Return all of the entries exactly as written.

-- BEGIN Data rows --

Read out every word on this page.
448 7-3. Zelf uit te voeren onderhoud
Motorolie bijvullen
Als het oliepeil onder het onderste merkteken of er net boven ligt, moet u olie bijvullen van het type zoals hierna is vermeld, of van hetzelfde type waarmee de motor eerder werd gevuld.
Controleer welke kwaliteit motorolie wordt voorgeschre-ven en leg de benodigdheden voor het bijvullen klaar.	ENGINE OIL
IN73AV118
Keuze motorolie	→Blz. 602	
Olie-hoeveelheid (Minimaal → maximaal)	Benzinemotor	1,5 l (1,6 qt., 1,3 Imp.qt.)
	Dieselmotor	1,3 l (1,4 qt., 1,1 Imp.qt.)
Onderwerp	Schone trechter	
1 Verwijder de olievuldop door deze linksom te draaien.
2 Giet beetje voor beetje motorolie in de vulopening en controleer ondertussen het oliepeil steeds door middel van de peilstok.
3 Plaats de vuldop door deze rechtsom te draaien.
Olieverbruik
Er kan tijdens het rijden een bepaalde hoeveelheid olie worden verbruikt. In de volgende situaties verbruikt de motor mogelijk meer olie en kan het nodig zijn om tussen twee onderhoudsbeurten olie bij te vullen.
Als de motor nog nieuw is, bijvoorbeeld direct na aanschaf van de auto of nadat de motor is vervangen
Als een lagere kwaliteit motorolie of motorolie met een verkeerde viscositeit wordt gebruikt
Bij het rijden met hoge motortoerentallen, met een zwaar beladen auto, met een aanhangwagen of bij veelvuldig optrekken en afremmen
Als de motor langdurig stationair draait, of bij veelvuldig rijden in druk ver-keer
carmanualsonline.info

-- END Data rows --

The result →
Read out every word on this page.
448 7-3. Zelf uit te voeren onderhoud
Motorolie bijvullen
Als het oliepeil onder het onderste merkteken of er net boven ligt, moet u olie bijvullen van het type zoals hierna is vermeld, of van hetzelfde type waarmee de motor eerder werd gevuld.
Controleer welke kwaliteit motorolie wordt voorgeschre-ven en leg de benodigdheden voor het bijvullen klaar.	ENGINE OIL
IN73AV118
Keuze motorolie	→Blz. 602	
Olie-hoeveelheid (Minimaal → maximaal)	Benzinemotor	1,5 l (1,6 qt., 1,3 Imp.qt.)
	Dieselmotor	1,3 l (1,4 qt., 1,1 Imp.qt.)
Onderwerp	Schone trechter	
1 Verwijder de olievuldop door deze linksom te draaien.
2 Giet beetje voor beetje motorolie in de vulopening en controleer ondertussen het oliepeil steeds door middel van de peilstok.
3 Plaats de vuldop door deze rechtsom te draaien.
Olieverbruik
Er kan tijdens het rijden een bepaalde hoeveelheid olie worden verbruikt. In de volgende situaties verbruikt de motor mogelijk meer olie en kan het nodig zijn om tussen twee onderhoudsbeurten olie bij te vullen.
Als de motor nog nieuw is, bijvoorbeeld direct na aanschaf van de auto of nadat de motor is vervangen
Als een lagere kwaliteit motorolie of motorolie met een verkeerde viscositeit wordt gebruikt
Bij het rijden met hoge motortoerentallen, met een zwaar beladen auto, met een aanhangwagen of bij veelvuldig optrekken en afremmen
Als de motor langdurig stationair draait, of bij veelvuldig rijden in druk ver-keer
carmanualsonline.info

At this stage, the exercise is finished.